→ Given task
Your task is to print the material below exactly as presented.

→ Source data
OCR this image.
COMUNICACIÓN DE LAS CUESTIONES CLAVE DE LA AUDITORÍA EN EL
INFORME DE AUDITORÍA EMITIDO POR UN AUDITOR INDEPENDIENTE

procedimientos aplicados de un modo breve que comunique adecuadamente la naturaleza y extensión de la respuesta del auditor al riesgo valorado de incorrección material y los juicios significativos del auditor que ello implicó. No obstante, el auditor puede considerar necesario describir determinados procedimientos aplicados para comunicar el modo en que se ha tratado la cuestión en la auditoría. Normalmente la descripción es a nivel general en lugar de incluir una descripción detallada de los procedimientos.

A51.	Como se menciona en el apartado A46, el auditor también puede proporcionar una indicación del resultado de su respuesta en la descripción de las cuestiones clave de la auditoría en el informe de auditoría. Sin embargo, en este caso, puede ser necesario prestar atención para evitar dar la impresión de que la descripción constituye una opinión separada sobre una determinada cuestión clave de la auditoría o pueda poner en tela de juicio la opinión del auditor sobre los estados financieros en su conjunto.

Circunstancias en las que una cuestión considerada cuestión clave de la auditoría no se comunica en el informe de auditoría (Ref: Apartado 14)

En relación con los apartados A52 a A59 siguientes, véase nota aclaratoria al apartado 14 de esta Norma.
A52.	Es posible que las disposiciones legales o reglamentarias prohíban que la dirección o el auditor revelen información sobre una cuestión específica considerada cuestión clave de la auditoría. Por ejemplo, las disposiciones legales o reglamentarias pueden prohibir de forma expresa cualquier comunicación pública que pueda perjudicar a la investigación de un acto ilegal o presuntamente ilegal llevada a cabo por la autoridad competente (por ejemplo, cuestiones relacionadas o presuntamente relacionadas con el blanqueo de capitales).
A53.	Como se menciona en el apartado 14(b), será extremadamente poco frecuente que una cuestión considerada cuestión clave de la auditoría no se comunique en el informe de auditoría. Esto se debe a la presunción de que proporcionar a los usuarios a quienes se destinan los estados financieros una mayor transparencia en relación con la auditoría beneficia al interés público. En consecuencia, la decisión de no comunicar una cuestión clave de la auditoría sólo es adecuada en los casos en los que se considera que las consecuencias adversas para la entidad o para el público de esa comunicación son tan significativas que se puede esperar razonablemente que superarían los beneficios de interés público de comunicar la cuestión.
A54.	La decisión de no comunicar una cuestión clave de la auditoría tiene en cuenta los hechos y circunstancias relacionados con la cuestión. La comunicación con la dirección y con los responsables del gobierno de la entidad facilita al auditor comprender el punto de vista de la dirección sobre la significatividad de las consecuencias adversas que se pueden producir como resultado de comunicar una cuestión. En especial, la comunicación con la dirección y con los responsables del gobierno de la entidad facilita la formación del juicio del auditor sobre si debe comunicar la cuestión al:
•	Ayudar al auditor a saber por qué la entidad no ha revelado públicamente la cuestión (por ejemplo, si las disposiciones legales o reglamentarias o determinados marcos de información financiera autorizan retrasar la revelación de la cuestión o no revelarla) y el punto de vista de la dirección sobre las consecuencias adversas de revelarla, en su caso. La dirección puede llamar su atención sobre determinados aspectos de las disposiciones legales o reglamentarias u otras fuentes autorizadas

→ Worked solution
OCR this image.
COMUNICACIÓN DE LAS CUESTIONES CLAVE DE LA AUDITORÍA EN EL
INFORME DE AUDITORÍA EMITIDO POR UN AUDITOR INDEPENDIENTE

procedimientos aplicados de un modo breve que comunique adecuadamente la naturaleza y extensión de la respuesta del auditor al riesgo valorado de incorrección material y los juicios significativos del auditor que ello implicó. No obstante, el auditor puede considerar necesario describir determinados procedimientos aplicados para comunicar el modo en que se ha tratado la cuestión en la auditoría. Normalmente la descripción es a nivel general en lugar de incluir una descripción detallada de los procedimientos.

A51.	Como se menciona en el apartado A46, el auditor también puede proporcionar una indicación del resultado de su respuesta en la descripción de las cuestiones clave de la auditoría en el informe de auditoría. Sin embargo, en este caso, puede ser necesario prestar atención para evitar dar la impresión de que la descripción constituye una opinión separada sobre una determinada cuestión clave de la auditoría o pueda poner en tela de juicio la opinión del auditor sobre los estados financieros en su conjunto.

Circunstancias en las que una cuestión considerada cuestión clave de la auditoría no se comunica en el informe de auditoría (Ref: Apartado 14)

En relación con los apartados A52 a A59 siguientes, véase nota aclaratoria al apartado 14 de esta Norma.
A52.	Es posible que las disposiciones legales o reglamentarias prohíban que la dirección o el auditor revelen información sobre una cuestión específica considerada cuestión clave de la auditoría. Por ejemplo, las disposiciones legales o reglamentarias pueden prohibir de forma expresa cualquier comunicación pública que pueda perjudicar a la investigación de un acto ilegal o presuntamente ilegal llevada a cabo por la autoridad competente (por ejemplo, cuestiones relacionadas o presuntamente relacionadas con el blanqueo de capitales).
A53.	Como se menciona en el apartado 14(b), será extremadamente poco frecuente que una cuestión considerada cuestión clave de la auditoría no se comunique en el informe de auditoría. Esto se debe a la presunción de que proporcionar a los usuarios a quienes se destinan los estados financieros una mayor transparencia en relación con la auditoría beneficia al interés público. En consecuencia, la decisión de no comunicar una cuestión clave de la auditoría sólo es adecuada en los casos en los que se considera que las consecuencias adversas para la entidad o para el público de esa comunicación son tan significativas que se puede esperar razonablemente que superarían los beneficios de interés público de comunicar la cuestión.
A54.	La decisión de no comunicar una cuestión clave de la auditoría tiene en cuenta los hechos y circunstancias relacionados con la cuestión. La comunicación con la dirección y con los responsables del gobierno de la entidad facilita al auditor comprender el punto de vista de la dirección sobre la significatividad de las consecuencias adversas que se pueden producir como resultado de comunicar una cuestión. En especial, la comunicación con la dirección y con los responsables del gobierno de la entidad facilita la formación del juicio del auditor sobre si debe comunicar la cuestión al:
•	Ayudar al auditor a saber por qué la entidad no ha revelado públicamente la cuestión (por ejemplo, si las disposiciones legales o reglamentarias o determinados marcos de información financiera autorizan retrasar la revelación de la cuestión o no revelarla) y el punto de vista de la dirección sobre las consecuencias adversas de revelarla, en su caso. La dirección puede llamar su atención sobre determinados aspectos de las disposiciones legales o reglamentarias u otras fuentes autorizadas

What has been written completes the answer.